= GOAL OF THE EXERCISE =
Copy the data exactly as it appears, and do not include any pictures.

= AVAILABLE DATA =
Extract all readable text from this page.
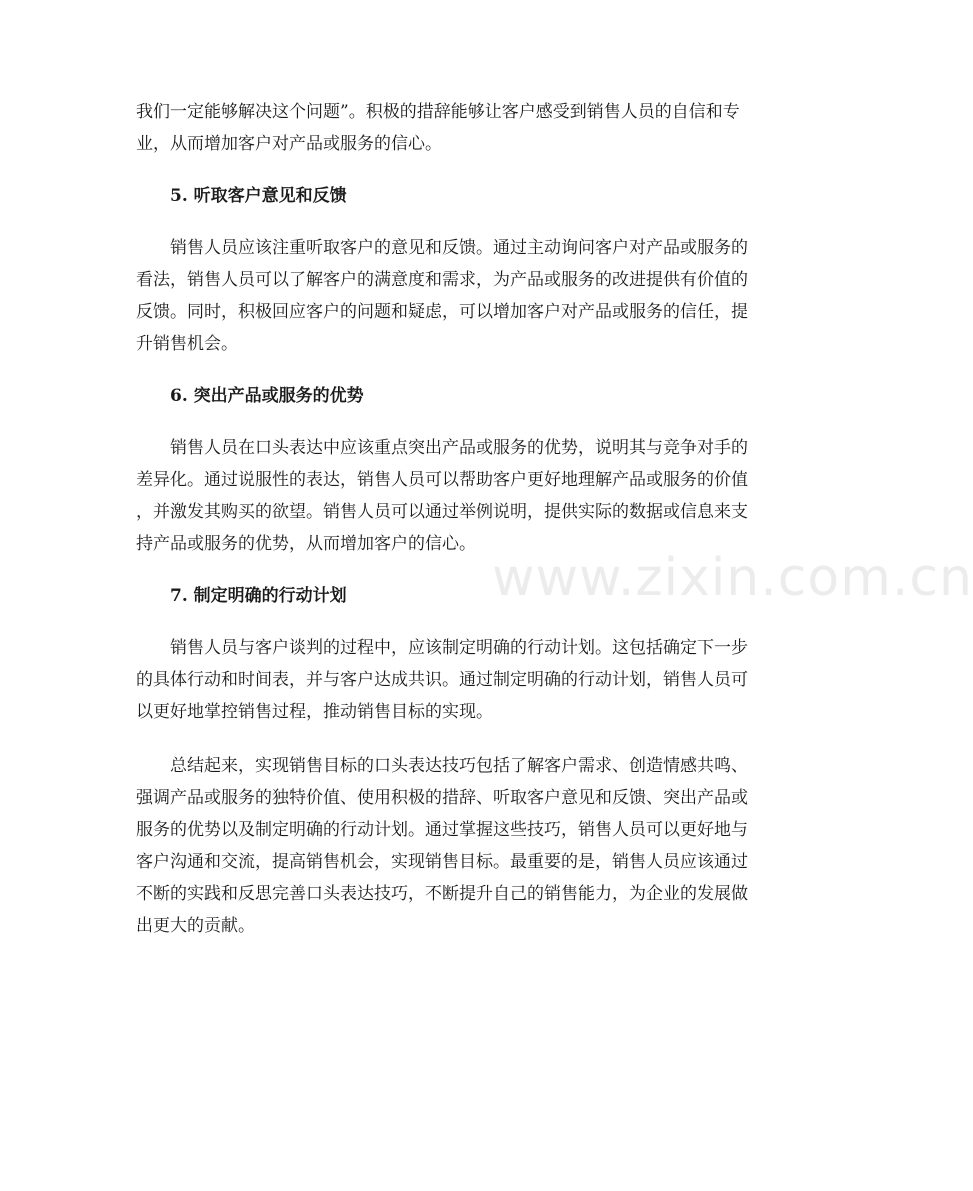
www.zixin.com.cn

我们一定能够解决这个问题”。积极的措辞能够让客户感受到销售人员的自信和专

业，从而增加客户对产品或服务的信心。

5. 听取客户意见和反馈

销售人员应该注重听取客户的意见和反馈。通过主动询问客户对产品或服务的

看法，销售人员可以了解客户的满意度和需求，为产品或服务的改进提供有价值的

反馈。同时，积极回应客户的问题和疑虑，可以增加客户对产品或服务的信任，提

升销售机会。

6. 突出产品或服务的优势

销售人员在口头表达中应该重点突出产品或服务的优势，说明其与竞争对手的

差异化。通过说服性的表达，销售人员可以帮助客户更好地理解产品或服务的价值

，并激发其购买的欲望。销售人员可以通过举例说明，提供实际的数据或信息来支

持产品或服务的优势，从而增加客户的信心。

7. 制定明确的行动计划

销售人员与客户谈判的过程中，应该制定明确的行动计划。这包括确定下一步

的具体行动和时间表，并与客户达成共识。通过制定明确的行动计划，销售人员可

以更好地掌控销售过程，推动销售目标的实现。

总结起来，实现销售目标的口头表达技巧包括了解客户需求、创造情感共鸣、

强调产品或服务的独特价值、使用积极的措辞、听取客户意见和反馈、突出产品或

服务的优势以及制定明确的行动计划。通过掌握这些技巧，销售人员可以更好地与

客户沟通和交流，提高销售机会，实现销售目标。最重要的是，销售人员应该通过

不断的实践和反思完善口头表达技巧，不断提升自己的销售能力，为企业的发展做

出更大的贡献。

= EXERCISE ANSWER =
Extract all readable text from this page.
www.zixin.com.cn

我们一定能够解决这个问题”。积极的措辞能够让客户感受到销售人员的自信和专

业，从而增加客户对产品或服务的信心。

5. 听取客户意见和反馈

销售人员应该注重听取客户的意见和反馈。通过主动询问客户对产品或服务的

看法，销售人员可以了解客户的满意度和需求，为产品或服务的改进提供有价值的

反馈。同时，积极回应客户的问题和疑虑，可以增加客户对产品或服务的信任，提

升销售机会。

6. 突出产品或服务的优势

销售人员在口头表达中应该重点突出产品或服务的优势，说明其与竞争对手的

差异化。通过说服性的表达，销售人员可以帮助客户更好地理解产品或服务的价值

，并激发其购买的欲望。销售人员可以通过举例说明，提供实际的数据或信息来支

持产品或服务的优势，从而增加客户的信心。

7. 制定明确的行动计划

销售人员与客户谈判的过程中，应该制定明确的行动计划。这包括确定下一步

的具体行动和时间表，并与客户达成共识。通过制定明确的行动计划，销售人员可

以更好地掌控销售过程，推动销售目标的实现。

总结起来，实现销售目标的口头表达技巧包括了解客户需求、创造情感共鸣、

强调产品或服务的独特价值、使用积极的措辞、听取客户意见和反馈、突出产品或

服务的优势以及制定明确的行动计划。通过掌握这些技巧，销售人员可以更好地与

客户沟通和交流，提高销售机会，实现销售目标。最重要的是，销售人员应该通过

不断的实践和反思完善口头表达技巧，不断提升自己的销售能力，为企业的发展做

出更大的贡献。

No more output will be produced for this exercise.